• [Stored dataset items]
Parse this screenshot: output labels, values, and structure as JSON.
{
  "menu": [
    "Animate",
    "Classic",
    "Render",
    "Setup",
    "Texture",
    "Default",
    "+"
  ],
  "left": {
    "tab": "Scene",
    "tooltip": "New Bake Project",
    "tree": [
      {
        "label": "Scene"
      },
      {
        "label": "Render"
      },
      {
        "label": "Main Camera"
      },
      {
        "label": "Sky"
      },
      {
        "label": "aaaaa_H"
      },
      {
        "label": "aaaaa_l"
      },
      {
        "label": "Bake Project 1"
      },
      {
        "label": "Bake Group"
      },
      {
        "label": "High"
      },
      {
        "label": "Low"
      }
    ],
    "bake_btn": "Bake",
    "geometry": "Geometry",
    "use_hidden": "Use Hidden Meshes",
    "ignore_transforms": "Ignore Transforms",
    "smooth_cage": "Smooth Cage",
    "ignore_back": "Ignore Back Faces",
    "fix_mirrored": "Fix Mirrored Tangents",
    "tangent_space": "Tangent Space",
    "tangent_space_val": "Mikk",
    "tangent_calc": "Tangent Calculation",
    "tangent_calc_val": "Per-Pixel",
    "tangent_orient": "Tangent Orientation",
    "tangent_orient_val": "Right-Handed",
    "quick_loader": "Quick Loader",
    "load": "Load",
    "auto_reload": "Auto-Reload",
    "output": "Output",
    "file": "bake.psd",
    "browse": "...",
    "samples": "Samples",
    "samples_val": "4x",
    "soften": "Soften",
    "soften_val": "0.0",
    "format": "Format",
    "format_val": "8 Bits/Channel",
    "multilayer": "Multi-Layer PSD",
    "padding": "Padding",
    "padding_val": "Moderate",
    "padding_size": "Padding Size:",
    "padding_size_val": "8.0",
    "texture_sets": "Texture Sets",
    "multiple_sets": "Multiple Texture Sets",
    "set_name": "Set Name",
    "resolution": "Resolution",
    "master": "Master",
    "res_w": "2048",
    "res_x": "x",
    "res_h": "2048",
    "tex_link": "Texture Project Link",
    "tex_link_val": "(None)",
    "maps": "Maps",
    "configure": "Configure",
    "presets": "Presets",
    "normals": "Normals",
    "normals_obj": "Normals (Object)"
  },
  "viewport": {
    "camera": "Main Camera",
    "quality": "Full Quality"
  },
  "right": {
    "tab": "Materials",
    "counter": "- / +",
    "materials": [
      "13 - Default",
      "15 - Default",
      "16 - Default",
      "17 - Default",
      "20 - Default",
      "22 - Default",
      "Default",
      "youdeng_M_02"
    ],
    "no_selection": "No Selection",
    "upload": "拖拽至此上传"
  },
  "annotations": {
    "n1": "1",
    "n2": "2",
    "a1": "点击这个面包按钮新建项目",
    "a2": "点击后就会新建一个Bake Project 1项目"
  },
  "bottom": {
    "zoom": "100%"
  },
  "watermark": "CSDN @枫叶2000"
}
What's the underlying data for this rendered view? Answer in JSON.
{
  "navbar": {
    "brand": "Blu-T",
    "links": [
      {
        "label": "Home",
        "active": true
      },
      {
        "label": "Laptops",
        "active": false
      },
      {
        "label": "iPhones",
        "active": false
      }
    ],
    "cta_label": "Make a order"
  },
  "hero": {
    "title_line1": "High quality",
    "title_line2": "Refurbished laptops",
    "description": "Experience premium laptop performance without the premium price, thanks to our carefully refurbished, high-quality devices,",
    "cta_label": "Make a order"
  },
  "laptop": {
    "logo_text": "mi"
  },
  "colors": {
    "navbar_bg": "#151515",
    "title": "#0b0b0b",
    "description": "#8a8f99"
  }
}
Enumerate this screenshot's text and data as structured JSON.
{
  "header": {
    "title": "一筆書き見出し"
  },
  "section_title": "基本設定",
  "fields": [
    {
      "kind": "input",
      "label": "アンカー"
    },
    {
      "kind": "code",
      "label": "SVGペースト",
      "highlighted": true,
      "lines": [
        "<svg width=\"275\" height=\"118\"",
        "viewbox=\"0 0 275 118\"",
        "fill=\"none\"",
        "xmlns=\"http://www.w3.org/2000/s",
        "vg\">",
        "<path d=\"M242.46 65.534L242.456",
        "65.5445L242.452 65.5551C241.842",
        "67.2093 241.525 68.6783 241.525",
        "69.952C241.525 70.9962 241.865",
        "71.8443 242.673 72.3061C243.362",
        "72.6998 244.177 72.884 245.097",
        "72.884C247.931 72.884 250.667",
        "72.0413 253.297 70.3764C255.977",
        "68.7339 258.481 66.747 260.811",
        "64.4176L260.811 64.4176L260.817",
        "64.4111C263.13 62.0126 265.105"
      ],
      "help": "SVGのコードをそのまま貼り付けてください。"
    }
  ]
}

• [EXERCISE DETAILS] From the data above, copy each line that holds "Ignore".

• [FULL RESPONSE]
    "ignore_transforms": "Ignore Transforms",
    "ignore_back": "Ignore Back Faces",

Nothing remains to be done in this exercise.